* WHAT TO WORK ON
In the listing below, count the lines containing the string "flow" and state only the number.

Saved entries:
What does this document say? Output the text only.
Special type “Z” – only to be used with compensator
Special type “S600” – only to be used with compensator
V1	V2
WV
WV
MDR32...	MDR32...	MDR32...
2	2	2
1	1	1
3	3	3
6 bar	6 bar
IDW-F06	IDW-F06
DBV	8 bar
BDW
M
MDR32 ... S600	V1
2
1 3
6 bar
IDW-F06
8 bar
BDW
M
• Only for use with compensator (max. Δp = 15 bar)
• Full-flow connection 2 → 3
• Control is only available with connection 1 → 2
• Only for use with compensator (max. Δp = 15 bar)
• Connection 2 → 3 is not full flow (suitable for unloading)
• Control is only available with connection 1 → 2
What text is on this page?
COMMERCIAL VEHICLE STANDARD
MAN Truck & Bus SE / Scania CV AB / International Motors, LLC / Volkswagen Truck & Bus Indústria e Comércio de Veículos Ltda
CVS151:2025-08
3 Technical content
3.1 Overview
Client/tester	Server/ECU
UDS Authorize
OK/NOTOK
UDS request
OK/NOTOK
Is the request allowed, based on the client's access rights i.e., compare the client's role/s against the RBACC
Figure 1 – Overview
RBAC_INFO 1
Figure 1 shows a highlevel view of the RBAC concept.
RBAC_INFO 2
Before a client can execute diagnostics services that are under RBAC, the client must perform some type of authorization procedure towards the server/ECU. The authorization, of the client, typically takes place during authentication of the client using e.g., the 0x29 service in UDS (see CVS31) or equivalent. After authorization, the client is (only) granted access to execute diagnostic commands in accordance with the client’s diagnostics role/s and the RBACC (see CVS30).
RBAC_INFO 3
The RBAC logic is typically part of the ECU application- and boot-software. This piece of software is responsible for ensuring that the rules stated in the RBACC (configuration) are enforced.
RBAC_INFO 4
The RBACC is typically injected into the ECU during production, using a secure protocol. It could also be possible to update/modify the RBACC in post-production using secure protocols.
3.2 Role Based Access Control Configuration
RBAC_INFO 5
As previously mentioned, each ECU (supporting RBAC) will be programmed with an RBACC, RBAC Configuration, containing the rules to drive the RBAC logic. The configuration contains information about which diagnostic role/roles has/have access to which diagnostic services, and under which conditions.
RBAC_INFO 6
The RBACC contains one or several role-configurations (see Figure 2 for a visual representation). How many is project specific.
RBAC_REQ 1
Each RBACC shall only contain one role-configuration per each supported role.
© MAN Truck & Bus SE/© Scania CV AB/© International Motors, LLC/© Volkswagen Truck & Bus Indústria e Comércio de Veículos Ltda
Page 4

* ANSWER TO THIS EXERCISE
2